▸ SUPPLIED PASSAGE:
But is all this wise? Inevitably, one hears some voices urging everyone to cool it — to wait and see, to try to be constructive, to reach out to Trump supporters, to seek ground for compromise.

Just say no.

Outrage at what’s happening to America isn’t just justified, it’s essential. In fact, it may be our last chance of saving democracy.

Even in narrowly partisan terms, Democrats would be well advised to keep listening to their base. Anyone who claims that being seen as obstructionist will hurt them politically must have slept through the past couple of decades. Were Democrats rewarded for cooperating with George W. Bush? Were Republicans punished for their scorched-earth opposition to President Obama? Get real.

It’s true that white working-class voters, the core of Donald Trump’s support, don’t seem to care about the torrent of scandal: They won’t turn on him until they realize that his promises to bring back jobs and protect their health care were lies. But remember, he lost the popular vote, and would have lost the Electoral College if a significant number of college-educated voters hadn’t been misled by the media and the F.B.I. into believing that Hillary Clinton was somehow even less ethical than he was. Those voters are now having a rude awakening, and need to be kept awake.

▸ EXCERPTED RECORDS:
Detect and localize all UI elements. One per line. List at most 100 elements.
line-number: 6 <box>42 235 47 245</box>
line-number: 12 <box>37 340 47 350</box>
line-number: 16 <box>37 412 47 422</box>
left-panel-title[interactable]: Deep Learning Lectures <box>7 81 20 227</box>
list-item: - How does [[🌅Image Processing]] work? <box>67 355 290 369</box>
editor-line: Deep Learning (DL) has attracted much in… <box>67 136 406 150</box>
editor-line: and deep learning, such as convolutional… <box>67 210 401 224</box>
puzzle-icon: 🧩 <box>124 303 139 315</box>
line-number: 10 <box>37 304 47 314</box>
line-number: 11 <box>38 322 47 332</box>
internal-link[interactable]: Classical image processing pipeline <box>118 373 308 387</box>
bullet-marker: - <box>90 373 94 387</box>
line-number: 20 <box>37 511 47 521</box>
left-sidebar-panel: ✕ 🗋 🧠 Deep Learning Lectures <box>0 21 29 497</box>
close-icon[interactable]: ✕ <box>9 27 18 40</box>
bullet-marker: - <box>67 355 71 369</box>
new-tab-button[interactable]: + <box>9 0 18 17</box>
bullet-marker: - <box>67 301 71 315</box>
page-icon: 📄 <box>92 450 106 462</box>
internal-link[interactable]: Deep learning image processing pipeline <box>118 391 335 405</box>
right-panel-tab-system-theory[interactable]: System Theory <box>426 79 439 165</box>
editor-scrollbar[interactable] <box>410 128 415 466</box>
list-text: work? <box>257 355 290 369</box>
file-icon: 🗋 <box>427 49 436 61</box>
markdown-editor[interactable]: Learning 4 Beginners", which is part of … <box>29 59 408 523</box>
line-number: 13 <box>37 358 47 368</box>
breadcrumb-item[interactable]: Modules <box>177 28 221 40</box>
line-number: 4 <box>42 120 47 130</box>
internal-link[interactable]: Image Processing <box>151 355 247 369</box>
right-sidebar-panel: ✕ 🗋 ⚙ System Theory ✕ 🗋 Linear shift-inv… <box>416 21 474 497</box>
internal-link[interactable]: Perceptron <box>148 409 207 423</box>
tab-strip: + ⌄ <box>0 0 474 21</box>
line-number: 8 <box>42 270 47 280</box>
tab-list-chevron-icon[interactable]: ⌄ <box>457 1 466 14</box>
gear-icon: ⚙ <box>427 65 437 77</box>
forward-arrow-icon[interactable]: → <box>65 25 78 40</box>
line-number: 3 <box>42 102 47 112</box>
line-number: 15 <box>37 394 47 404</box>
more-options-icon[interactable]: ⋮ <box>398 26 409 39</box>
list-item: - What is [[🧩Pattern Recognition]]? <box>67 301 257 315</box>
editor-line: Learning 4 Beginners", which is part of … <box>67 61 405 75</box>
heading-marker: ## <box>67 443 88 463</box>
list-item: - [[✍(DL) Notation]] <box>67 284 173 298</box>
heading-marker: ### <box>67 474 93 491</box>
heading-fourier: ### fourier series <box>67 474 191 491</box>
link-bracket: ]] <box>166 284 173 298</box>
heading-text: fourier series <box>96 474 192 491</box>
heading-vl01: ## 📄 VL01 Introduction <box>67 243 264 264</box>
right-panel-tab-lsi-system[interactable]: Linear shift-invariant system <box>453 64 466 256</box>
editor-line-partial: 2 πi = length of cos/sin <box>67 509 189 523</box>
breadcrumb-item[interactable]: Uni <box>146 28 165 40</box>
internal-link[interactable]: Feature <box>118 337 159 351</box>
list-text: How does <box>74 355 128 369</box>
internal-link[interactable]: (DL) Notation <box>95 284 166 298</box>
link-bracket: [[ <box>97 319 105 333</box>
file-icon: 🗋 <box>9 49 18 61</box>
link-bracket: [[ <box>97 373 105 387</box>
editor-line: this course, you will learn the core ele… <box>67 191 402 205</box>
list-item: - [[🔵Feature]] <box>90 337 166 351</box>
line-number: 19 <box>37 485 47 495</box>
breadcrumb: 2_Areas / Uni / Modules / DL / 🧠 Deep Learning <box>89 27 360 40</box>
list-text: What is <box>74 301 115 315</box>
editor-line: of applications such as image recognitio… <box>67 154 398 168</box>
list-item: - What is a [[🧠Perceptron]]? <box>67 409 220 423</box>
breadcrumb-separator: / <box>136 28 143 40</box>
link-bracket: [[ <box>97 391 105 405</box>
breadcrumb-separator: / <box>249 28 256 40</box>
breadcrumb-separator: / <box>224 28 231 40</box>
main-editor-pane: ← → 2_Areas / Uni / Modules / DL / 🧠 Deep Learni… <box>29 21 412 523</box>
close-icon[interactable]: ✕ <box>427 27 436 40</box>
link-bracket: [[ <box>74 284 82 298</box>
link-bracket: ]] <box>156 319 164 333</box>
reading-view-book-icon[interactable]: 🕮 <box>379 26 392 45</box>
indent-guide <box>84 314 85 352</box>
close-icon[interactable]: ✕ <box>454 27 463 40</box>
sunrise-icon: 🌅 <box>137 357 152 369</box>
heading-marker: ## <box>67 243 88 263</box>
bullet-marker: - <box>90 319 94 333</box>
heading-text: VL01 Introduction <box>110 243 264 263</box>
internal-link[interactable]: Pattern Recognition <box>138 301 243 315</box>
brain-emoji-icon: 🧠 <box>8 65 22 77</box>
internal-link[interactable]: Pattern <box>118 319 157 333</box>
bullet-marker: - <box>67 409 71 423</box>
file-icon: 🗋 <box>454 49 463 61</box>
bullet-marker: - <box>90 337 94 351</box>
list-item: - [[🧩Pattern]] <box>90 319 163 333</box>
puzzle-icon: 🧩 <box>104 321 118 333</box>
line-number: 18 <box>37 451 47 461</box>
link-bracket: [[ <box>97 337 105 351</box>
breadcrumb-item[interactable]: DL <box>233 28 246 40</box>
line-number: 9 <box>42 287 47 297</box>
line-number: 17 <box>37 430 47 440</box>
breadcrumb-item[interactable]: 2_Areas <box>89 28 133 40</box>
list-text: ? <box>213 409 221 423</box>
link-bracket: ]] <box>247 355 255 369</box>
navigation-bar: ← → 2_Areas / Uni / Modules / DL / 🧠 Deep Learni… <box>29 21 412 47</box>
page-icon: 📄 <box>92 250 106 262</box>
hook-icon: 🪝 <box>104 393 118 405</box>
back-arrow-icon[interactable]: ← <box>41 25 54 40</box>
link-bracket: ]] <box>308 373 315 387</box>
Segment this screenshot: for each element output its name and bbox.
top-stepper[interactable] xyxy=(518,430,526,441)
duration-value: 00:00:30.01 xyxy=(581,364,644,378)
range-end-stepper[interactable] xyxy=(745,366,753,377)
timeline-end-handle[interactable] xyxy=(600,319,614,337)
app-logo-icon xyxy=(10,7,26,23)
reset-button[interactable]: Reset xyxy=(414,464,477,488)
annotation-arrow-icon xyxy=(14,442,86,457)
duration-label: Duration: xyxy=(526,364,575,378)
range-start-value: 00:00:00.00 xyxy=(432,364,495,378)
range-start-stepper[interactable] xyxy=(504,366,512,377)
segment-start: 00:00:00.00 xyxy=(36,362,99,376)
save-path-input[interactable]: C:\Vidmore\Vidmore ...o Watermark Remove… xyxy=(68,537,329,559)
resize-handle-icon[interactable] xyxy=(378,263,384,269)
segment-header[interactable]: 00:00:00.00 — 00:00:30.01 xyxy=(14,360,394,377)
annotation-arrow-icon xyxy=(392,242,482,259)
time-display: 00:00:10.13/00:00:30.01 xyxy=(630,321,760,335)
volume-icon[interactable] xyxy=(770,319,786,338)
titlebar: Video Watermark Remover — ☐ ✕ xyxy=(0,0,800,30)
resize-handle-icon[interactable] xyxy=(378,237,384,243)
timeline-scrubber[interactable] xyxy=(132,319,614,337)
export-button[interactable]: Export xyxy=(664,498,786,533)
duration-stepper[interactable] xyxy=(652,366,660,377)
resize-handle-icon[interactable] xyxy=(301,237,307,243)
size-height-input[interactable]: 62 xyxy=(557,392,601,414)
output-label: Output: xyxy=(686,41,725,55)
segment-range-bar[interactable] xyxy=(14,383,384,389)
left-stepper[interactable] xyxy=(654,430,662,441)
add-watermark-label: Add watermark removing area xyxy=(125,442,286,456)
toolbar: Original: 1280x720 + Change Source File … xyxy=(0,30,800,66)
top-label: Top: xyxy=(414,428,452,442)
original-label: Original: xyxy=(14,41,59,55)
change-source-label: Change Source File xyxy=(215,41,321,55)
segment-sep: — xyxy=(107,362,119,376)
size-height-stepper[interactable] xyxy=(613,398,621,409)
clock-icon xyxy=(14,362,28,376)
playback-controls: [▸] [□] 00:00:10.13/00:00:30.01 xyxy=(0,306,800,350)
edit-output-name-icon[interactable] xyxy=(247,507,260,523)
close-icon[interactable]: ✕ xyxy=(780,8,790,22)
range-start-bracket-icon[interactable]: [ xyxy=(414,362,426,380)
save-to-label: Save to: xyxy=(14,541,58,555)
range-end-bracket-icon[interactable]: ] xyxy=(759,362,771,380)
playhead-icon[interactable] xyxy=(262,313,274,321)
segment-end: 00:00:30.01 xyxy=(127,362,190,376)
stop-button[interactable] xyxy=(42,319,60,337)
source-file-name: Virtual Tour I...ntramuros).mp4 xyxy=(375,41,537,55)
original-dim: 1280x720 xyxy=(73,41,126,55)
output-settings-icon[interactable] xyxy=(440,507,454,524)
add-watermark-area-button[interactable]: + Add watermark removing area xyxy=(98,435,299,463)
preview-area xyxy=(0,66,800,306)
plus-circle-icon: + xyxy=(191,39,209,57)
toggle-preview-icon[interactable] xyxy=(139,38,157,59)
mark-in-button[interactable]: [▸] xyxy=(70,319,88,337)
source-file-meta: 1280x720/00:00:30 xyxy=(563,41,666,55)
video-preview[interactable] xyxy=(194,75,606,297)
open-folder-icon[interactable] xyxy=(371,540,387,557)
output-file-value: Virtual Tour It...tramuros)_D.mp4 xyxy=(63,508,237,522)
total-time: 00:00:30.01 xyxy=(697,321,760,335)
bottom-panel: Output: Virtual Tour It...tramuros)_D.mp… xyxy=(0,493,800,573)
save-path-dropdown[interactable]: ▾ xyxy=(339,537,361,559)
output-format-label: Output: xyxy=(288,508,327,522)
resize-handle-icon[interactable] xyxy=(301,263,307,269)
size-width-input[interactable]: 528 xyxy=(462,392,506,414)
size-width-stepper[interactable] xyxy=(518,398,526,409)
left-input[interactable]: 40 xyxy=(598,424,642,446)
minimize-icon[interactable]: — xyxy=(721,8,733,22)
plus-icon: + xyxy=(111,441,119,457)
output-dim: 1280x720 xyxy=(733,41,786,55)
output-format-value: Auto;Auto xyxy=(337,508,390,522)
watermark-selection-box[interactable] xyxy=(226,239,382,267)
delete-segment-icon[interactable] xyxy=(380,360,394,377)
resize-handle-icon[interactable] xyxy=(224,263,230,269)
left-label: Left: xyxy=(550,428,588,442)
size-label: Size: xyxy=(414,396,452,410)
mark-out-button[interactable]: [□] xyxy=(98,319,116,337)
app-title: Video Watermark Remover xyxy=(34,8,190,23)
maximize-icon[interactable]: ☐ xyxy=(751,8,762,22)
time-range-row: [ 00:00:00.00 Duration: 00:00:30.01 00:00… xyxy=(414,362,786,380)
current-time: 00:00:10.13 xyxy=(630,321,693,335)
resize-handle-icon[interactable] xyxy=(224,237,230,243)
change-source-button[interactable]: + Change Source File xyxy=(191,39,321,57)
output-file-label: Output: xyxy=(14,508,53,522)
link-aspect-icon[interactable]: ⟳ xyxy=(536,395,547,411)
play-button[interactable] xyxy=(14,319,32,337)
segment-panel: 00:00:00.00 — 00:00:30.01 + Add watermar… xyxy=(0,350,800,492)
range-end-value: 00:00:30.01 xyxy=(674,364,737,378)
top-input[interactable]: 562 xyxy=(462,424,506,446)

▸ INSTRUCTIONS:
(a) Answer these questions about the commentary on opposing Trump, one line each:
(i) What does the commentary say outrage may be our last chance of doing?
(ii) Which president faced the Republicans' "scorched-earth opposition"?
(iii) According to the commentary, who misled college-educated voters about Hillary Clinton?
(b) Continue the commentary on opposing Trump from where it stops.

▸ EXERCISE ANSWERS:
(a)
(i) Saving democracy.
(ii) President Obama.
(iii) The media and the F.B.I.

(b)
Outrage may be especially significant for the 2018 midterm elections: the districts that will determine whether Democrats can take back the House next year have both relatively well-educated voters and large Hispanic populations, both groups likely to care about Trump malfeasance even if the white working class doesn’t (yet).

But there is a much bigger issue here than partisan politics, important as that is, given the evident determination of a Republican Congress to cover up whatever Mr. Trump does. For democracy itself is very much on the line, and an outraged populace may be our last defense.

Mr. Trump is clearly a would-be autocrat, and other Republicans are his willing enablers. Does anyone doubt it? And given this reality, it’s completely reasonable to worry that America will go the route of other nations, like Hungary, which remain democracies on paper but have become authoritarian states in practice.

How does this happen? A crucial part of the story is that the emerging autocracy uses the power of the state to intimidate and co-opt civil society — institutions outside the government proper. The media are bullied and bribed into becoming de facto propaganda organs of the ruling clique. Businesses are pressured to reward the clique’s friends and punish its enemies. Independent public figures are pushed into collaboration or silence. Sound familiar?

But an outraged populace can and must push back, using the power of disapproval to counter the influence of a corrupted government.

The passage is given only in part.